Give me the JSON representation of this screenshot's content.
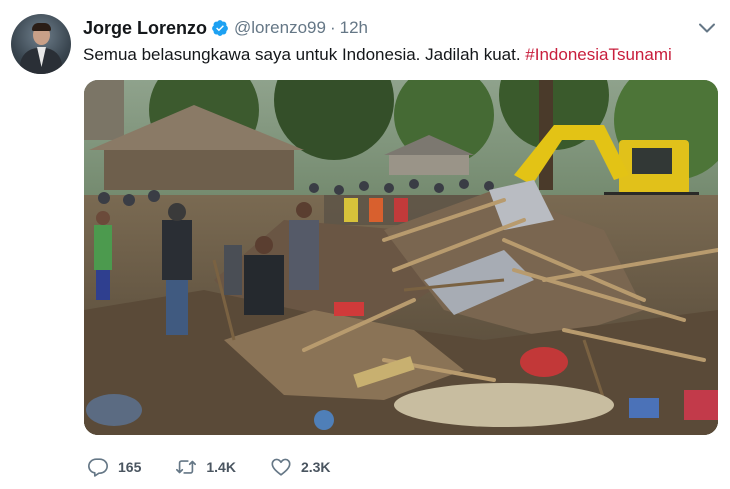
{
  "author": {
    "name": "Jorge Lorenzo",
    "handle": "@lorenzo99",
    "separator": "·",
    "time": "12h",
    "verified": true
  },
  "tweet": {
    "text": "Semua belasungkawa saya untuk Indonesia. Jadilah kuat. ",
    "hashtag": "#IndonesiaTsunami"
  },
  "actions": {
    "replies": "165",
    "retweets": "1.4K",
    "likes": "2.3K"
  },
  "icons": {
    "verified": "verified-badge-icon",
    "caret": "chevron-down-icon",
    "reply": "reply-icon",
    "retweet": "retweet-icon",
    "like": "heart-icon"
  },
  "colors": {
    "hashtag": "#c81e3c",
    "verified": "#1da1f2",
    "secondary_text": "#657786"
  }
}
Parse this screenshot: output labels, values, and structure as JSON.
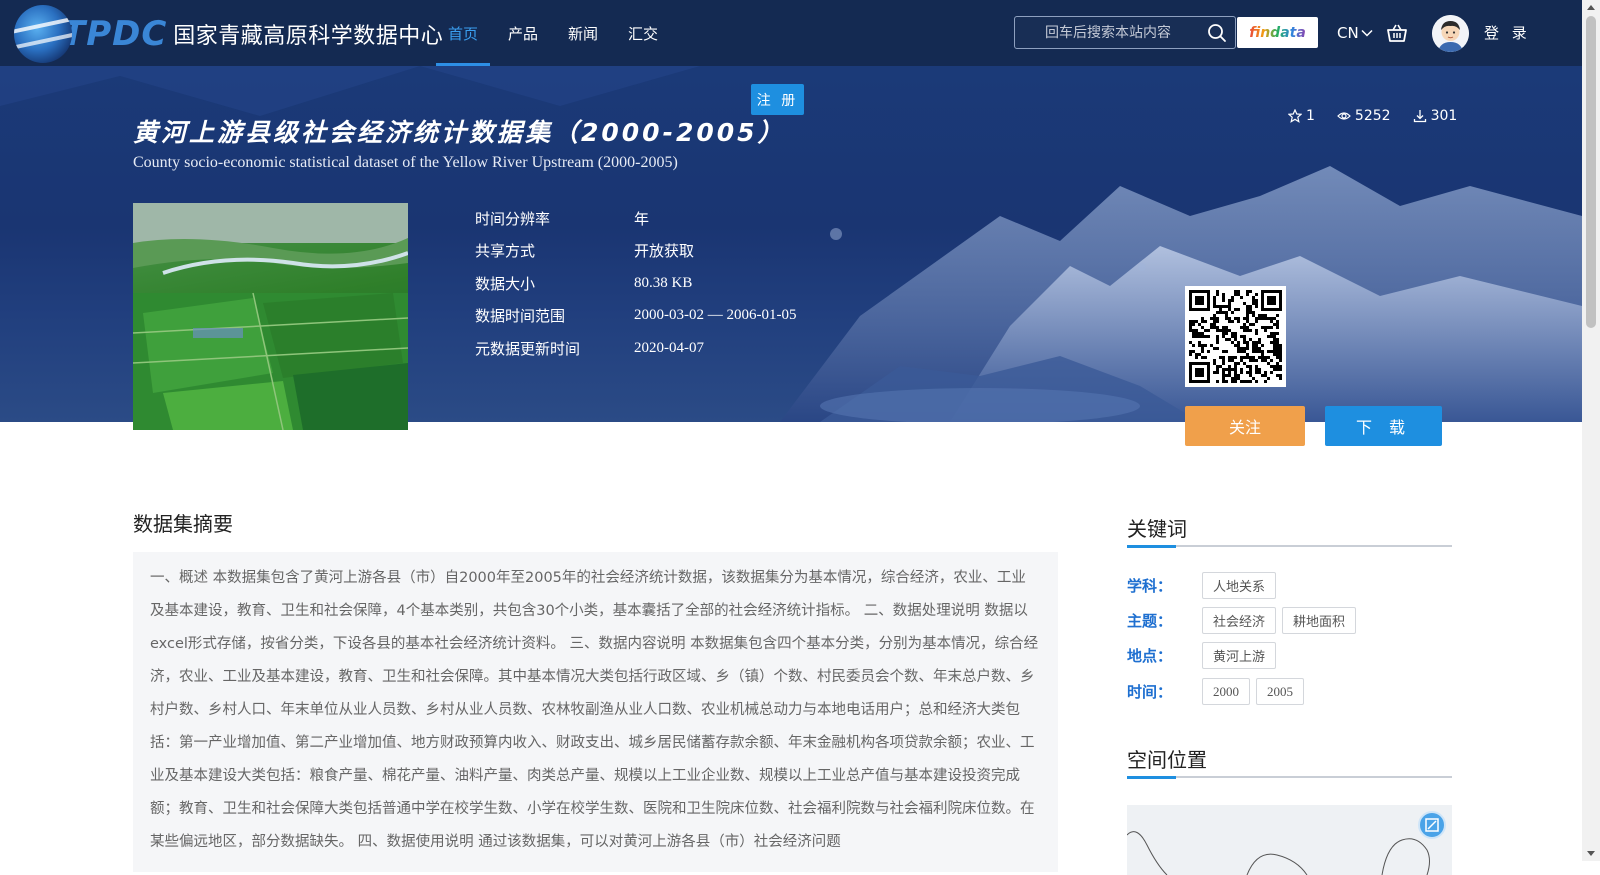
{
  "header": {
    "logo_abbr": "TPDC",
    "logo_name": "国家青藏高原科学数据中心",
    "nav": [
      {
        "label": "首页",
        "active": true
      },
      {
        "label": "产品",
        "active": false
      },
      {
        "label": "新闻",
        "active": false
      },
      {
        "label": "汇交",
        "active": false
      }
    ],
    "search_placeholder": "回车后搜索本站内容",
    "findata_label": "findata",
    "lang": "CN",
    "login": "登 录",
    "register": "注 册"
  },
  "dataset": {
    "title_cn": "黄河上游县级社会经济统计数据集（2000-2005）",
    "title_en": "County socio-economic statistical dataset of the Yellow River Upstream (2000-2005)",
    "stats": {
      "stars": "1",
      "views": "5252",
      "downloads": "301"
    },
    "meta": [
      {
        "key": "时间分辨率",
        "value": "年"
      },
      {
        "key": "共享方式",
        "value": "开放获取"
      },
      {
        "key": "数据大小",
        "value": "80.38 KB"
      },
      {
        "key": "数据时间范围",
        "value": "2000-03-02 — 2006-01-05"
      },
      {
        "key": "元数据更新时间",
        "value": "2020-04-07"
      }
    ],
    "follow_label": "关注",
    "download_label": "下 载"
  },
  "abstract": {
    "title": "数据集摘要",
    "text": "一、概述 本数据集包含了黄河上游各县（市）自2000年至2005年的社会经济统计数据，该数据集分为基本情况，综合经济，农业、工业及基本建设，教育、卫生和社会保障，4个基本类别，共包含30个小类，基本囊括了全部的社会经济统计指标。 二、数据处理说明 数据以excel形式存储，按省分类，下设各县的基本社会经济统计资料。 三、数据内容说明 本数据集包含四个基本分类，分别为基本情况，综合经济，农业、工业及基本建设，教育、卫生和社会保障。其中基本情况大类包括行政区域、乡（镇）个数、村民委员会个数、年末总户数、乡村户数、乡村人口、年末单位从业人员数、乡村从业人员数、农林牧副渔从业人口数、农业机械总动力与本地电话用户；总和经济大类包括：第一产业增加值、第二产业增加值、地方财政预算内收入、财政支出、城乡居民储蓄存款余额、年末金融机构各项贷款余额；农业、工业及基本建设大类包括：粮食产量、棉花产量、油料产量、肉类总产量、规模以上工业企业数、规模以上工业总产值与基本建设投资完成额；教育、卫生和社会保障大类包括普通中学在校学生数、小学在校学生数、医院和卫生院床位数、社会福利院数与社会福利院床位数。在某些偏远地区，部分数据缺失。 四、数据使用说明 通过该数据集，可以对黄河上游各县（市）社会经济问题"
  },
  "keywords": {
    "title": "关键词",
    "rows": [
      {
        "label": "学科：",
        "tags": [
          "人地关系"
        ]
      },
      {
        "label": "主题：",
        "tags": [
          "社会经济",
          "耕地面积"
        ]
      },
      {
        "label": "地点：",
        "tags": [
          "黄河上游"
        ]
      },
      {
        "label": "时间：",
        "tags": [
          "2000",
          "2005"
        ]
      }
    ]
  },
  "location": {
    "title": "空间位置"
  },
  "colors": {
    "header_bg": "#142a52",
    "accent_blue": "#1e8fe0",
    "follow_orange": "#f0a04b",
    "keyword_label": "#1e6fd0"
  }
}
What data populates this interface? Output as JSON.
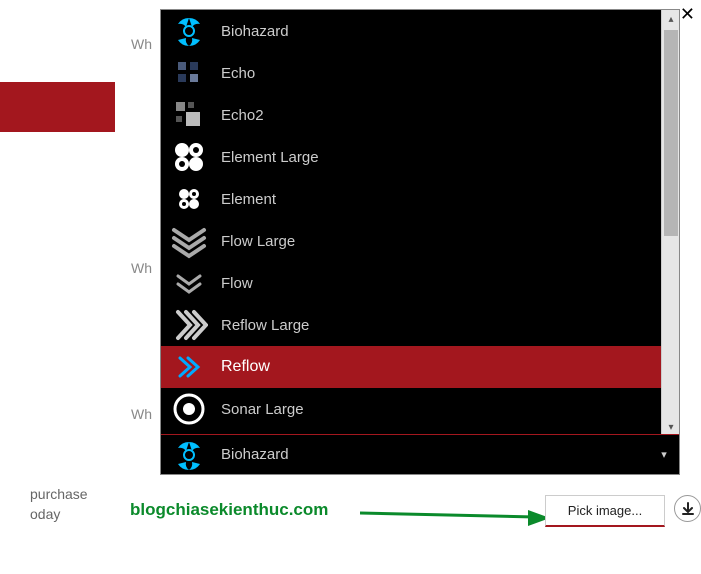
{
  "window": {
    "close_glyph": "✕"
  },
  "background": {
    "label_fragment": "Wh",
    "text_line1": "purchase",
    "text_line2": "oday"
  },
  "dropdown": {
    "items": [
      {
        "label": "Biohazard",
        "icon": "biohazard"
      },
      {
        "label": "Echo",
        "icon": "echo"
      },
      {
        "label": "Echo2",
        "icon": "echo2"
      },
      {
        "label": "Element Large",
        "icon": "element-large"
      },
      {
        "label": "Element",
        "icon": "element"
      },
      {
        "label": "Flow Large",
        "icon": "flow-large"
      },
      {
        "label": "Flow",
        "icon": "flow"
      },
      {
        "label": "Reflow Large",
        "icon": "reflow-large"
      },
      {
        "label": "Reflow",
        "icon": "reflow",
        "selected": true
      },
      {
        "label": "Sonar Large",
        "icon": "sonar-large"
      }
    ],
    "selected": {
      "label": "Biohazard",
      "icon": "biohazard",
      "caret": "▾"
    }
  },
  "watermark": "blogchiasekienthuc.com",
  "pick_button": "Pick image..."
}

────────────────────

SET EXERCISE -> Take the line that contains "What data populates" and every line after it up to the end of the records above, and restate them exactly, without the pictures.

WRITTEN ANSWER ->
What data populates this interface? Output as JSON.
{
  "window": {
    "close_glyph": "✕"
  },
  "background": {
    "label_fragment": "Wh",
    "text_line1": "purchase",
    "text_line2": "oday"
  },
  "dropdown": {
    "items": [
      {
        "label": "Biohazard",
        "icon": "biohazard"
      },
      {
        "label": "Echo",
        "icon": "echo"
      },
      {
        "label": "Echo2",
        "icon": "echo2"
      },
      {
        "label": "Element Large",
        "icon": "element-large"
      },
      {
        "label": "Element",
        "icon": "element"
      },
      {
        "label": "Flow Large",
        "icon": "flow-large"
      },
      {
        "label": "Flow",
        "icon": "flow"
      },
      {
        "label": "Reflow Large",
        "icon": "reflow-large"
      },
      {
        "label": "Reflow",
        "icon": "reflow",
        "selected": true
      },
      {
        "label": "Sonar Large",
        "icon": "sonar-large"
      }
    ],
    "selected": {
      "label": "Biohazard",
      "icon": "biohazard",
      "caret": "▾"
    }
  },
  "watermark": "blogchiasekienthuc.com",
  "pick_button": "Pick image..."
}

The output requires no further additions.